> **Exercise description**: Print every line of the data below again, character for character, leaving nothing out.

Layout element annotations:

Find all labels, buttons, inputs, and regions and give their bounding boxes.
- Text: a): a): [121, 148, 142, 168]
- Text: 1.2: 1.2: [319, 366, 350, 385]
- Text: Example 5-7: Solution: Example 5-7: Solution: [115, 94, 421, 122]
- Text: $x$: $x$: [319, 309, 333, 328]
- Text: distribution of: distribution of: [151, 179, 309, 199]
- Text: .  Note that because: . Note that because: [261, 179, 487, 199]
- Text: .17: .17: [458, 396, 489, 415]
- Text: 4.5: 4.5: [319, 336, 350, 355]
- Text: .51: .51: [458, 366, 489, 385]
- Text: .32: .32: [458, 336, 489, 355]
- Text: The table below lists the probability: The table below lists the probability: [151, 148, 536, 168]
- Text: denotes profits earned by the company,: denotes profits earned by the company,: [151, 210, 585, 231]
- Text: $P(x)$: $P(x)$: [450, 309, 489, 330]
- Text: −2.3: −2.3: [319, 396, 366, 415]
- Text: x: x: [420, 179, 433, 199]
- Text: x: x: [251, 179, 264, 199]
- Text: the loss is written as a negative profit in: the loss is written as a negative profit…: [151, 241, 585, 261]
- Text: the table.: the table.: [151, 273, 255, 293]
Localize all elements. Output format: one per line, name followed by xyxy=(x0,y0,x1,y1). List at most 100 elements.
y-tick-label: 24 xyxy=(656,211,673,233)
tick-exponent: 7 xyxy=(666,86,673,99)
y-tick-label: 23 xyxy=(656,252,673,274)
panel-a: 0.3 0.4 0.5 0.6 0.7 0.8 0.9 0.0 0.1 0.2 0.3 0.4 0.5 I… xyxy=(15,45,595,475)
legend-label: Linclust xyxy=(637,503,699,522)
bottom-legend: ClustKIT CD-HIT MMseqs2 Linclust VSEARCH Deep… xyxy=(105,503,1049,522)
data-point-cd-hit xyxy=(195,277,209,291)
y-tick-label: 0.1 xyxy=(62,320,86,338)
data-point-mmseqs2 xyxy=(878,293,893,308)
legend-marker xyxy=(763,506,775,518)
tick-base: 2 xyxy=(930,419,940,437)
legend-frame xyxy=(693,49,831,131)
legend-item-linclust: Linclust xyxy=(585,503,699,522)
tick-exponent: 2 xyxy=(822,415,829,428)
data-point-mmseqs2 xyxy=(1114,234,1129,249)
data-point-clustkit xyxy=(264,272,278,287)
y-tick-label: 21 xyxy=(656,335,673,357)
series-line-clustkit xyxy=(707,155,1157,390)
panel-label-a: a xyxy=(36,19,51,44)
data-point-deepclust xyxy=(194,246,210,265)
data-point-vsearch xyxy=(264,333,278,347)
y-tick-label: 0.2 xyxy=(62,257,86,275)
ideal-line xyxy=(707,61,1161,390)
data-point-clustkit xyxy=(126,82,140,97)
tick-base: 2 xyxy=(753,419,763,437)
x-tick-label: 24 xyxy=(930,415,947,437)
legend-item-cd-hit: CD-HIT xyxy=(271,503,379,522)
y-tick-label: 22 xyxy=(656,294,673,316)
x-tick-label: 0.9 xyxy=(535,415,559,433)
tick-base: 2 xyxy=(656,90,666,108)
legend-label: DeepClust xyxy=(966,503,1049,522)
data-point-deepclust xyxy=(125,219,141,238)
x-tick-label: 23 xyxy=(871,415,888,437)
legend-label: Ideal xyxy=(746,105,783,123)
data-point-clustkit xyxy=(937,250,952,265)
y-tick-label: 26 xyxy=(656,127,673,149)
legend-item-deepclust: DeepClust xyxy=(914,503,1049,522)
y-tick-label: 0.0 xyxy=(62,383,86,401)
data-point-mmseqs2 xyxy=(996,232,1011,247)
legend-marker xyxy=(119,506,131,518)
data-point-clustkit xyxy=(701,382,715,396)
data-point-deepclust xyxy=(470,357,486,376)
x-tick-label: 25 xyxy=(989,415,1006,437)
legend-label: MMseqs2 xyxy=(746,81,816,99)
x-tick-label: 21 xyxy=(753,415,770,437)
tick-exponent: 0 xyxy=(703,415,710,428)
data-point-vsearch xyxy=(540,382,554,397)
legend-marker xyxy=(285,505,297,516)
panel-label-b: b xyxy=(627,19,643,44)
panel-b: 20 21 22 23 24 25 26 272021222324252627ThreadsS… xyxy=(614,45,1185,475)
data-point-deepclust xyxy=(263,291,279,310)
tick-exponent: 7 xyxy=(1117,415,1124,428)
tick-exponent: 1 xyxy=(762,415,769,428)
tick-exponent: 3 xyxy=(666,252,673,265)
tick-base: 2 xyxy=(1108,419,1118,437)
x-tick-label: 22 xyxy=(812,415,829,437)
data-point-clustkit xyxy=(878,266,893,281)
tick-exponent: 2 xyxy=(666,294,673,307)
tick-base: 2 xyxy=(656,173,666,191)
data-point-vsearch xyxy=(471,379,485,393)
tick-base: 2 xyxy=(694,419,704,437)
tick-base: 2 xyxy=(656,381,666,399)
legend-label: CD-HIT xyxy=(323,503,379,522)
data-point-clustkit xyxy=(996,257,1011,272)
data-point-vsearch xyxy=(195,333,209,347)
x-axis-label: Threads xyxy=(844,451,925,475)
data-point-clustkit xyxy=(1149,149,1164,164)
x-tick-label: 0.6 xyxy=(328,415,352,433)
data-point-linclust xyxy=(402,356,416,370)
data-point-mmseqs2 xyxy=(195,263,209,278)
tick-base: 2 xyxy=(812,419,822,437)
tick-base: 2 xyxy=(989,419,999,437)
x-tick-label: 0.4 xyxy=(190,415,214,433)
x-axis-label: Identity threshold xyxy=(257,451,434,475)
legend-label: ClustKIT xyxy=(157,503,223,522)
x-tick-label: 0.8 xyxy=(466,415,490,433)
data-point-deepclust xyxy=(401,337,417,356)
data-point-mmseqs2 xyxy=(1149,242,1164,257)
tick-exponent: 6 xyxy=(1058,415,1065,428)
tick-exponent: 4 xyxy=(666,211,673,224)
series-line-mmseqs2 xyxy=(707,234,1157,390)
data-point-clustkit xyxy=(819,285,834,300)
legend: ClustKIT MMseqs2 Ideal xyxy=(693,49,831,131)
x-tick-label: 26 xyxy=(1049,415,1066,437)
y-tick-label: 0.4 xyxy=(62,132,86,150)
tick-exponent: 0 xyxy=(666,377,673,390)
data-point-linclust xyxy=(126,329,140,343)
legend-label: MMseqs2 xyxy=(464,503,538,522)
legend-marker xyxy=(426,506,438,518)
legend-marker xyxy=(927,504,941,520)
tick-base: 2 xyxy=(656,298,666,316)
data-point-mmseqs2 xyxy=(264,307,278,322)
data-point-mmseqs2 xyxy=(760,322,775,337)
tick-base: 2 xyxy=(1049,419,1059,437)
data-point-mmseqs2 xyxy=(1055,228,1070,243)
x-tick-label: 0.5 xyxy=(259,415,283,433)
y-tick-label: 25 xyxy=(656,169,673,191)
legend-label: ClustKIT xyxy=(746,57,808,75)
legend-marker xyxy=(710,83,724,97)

> **The answer**:
Find all labels, buttons, inputs, and regions and give their bounding boxes.
- Text: a): a): [121, 148, 142, 168]
- Text: 1.2: 1.2: [319, 366, 350, 385]
- Text: Example 5-7: Solution: Example 5-7: Solution: [115, 94, 421, 122]
- Text: $x$: $x$: [319, 309, 333, 328]
- Text: distribution of: distribution of: [151, 179, 309, 199]
- Text: .  Note that because: . Note that because: [261, 179, 487, 199]
- Text: .17: .17: [458, 396, 489, 415]
- Text: 4.5: 4.5: [319, 336, 350, 355]
- Text: .51: .51: [458, 366, 489, 385]
- Text: .32: .32: [458, 336, 489, 355]
- Text: The table below lists the probability: The table below lists the probability: [151, 148, 536, 168]
- Text: denotes profits earned by the company,: denotes profits earned by the company,: [151, 210, 585, 231]
- Text: $P(x)$: $P(x)$: [450, 309, 489, 330]
- Text: −2.3: −2.3: [319, 396, 366, 415]
- Text: x: x: [420, 179, 433, 199]
- Text: x: x: [251, 179, 264, 199]
- Text: the loss is written as a negative profit in: the loss is written as a negative profit…: [151, 241, 585, 261]
- Text: the table.: the table.: [151, 273, 255, 293]
Localize all elements. Output format: one per line, name followed by xyxy=(x0,y0,x1,y1). List at most 100 elements.
y-tick-label: 24 xyxy=(656,211,673,233)
tick-exponent: 7 xyxy=(666,86,673,99)
y-tick-label: 23 xyxy=(656,252,673,274)
panel-a: 0.3 0.4 0.5 0.6 0.7 0.8 0.9 0.0 0.1 0.2 0.3 0.4 0.5 I… xyxy=(15,45,595,475)
legend-label: Linclust xyxy=(637,503,699,522)
bottom-legend: ClustKIT CD-HIT MMseqs2 Linclust VSEARCH Deep… xyxy=(105,503,1049,522)
data-point-cd-hit xyxy=(195,277,209,291)
y-tick-label: 0.1 xyxy=(62,320,86,338)
data-point-mmseqs2 xyxy=(878,293,893,308)
legend-marker xyxy=(763,506,775,518)
tick-base: 2 xyxy=(930,419,940,437)
legend-frame xyxy=(693,49,831,131)
legend-item-linclust: Linclust xyxy=(585,503,699,522)
tick-exponent: 2 xyxy=(822,415,829,428)
data-point-mmseqs2 xyxy=(1114,234,1129,249)
data-point-clustkit xyxy=(264,272,278,287)
y-tick-label: 21 xyxy=(656,335,673,357)
series-line-clustkit xyxy=(707,155,1157,390)
panel-label-a: a xyxy=(36,19,51,44)
data-point-deepclust xyxy=(194,246,210,265)
data-point-vsearch xyxy=(264,333,278,347)
y-tick-label: 0.2 xyxy=(62,257,86,275)
ideal-line xyxy=(707,61,1161,390)
data-point-clustkit xyxy=(126,82,140,97)
tick-base: 2 xyxy=(753,419,763,437)
x-tick-label: 24 xyxy=(930,415,947,437)
legend-item-cd-hit: CD-HIT xyxy=(271,503,379,522)
y-tick-label: 22 xyxy=(656,294,673,316)
x-tick-label: 0.9 xyxy=(535,415,559,433)
tick-base: 2 xyxy=(656,90,666,108)
legend-label: DeepClust xyxy=(966,503,1049,522)
data-point-deepclust xyxy=(125,219,141,238)
x-tick-label: 23 xyxy=(871,415,888,437)
legend-label: Ideal xyxy=(746,105,783,123)
data-point-clustkit xyxy=(937,250,952,265)
y-tick-label: 26 xyxy=(656,127,673,149)
legend-item-deepclust: DeepClust xyxy=(914,503,1049,522)
y-tick-label: 0.0 xyxy=(62,383,86,401)
data-point-mmseqs2 xyxy=(996,232,1011,247)
legend-marker xyxy=(119,506,131,518)
data-point-clustkit xyxy=(701,382,715,396)
data-point-deepclust xyxy=(470,357,486,376)
x-tick-label: 25 xyxy=(989,415,1006,437)
legend-label: MMseqs2 xyxy=(746,81,816,99)
x-tick-label: 21 xyxy=(753,415,770,437)
tick-exponent: 0 xyxy=(703,415,710,428)
data-point-vsearch xyxy=(540,382,554,397)
legend-marker xyxy=(285,505,297,516)
panel-label-b: b xyxy=(627,19,643,44)
panel-b: 20 21 22 23 24 25 26 272021222324252627ThreadsS… xyxy=(614,45,1185,475)
data-point-deepclust xyxy=(263,291,279,310)
tick-exponent: 7 xyxy=(1117,415,1124,428)
tick-exponent: 1 xyxy=(762,415,769,428)
tick-exponent: 3 xyxy=(666,252,673,265)
tick-base: 2 xyxy=(1108,419,1118,437)
x-tick-label: 22 xyxy=(812,415,829,437)
data-point-clustkit xyxy=(878,266,893,281)
tick-exponent: 2 xyxy=(666,294,673,307)
tick-base: 2 xyxy=(656,173,666,191)
data-point-vsearch xyxy=(471,379,485,393)
tick-base: 2 xyxy=(694,419,704,437)
tick-base: 2 xyxy=(656,381,666,399)
legend-label: CD-HIT xyxy=(323,503,379,522)
data-point-clustkit xyxy=(996,257,1011,272)
data-point-vsearch xyxy=(195,333,209,347)
x-axis-label: Threads xyxy=(844,451,925,475)
data-point-clustkit xyxy=(1149,149,1164,164)
x-tick-label: 0.6 xyxy=(328,415,352,433)
data-point-linclust xyxy=(402,356,416,370)
data-point-mmseqs2 xyxy=(195,263,209,278)
tick-base: 2 xyxy=(812,419,822,437)
tick-base: 2 xyxy=(989,419,999,437)
x-tick-label: 0.4 xyxy=(190,415,214,433)
x-axis-label: Identity threshold xyxy=(257,451,434,475)
legend-label: ClustKIT xyxy=(157,503,223,522)
x-tick-label: 0.8 xyxy=(466,415,490,433)
data-point-deepclust xyxy=(401,337,417,356)
data-point-mmseqs2 xyxy=(1149,242,1164,257)
tick-exponent: 6 xyxy=(1058,415,1065,428)
tick-exponent: 4 xyxy=(666,211,673,224)
series-line-mmseqs2 xyxy=(707,234,1157,390)
data-point-clustkit xyxy=(819,285,834,300)
legend: ClustKIT MMseqs2 Ideal xyxy=(693,49,831,131)
x-tick-label: 26 xyxy=(1049,415,1066,437)
y-tick-label: 0.4 xyxy=(62,132,86,150)
tick-exponent: 0 xyxy=(666,377,673,390)
data-point-linclust xyxy=(126,329,140,343)
legend-label: MMseqs2 xyxy=(464,503,538,522)
legend-marker xyxy=(426,506,438,518)
legend-marker xyxy=(927,504,941,520)
tick-base: 2 xyxy=(656,298,666,316)
data-point-mmseqs2 xyxy=(264,307,278,322)
data-point-mmseqs2 xyxy=(760,322,775,337)
tick-base: 2 xyxy=(1049,419,1059,437)
data-point-mmseqs2 xyxy=(1055,228,1070,243)
x-tick-label: 0.5 xyxy=(259,415,283,433)
y-tick-label: 25 xyxy=(656,169,673,191)
legend-label: ClustKIT xyxy=(746,57,808,75)
legend-marker xyxy=(710,83,724,97)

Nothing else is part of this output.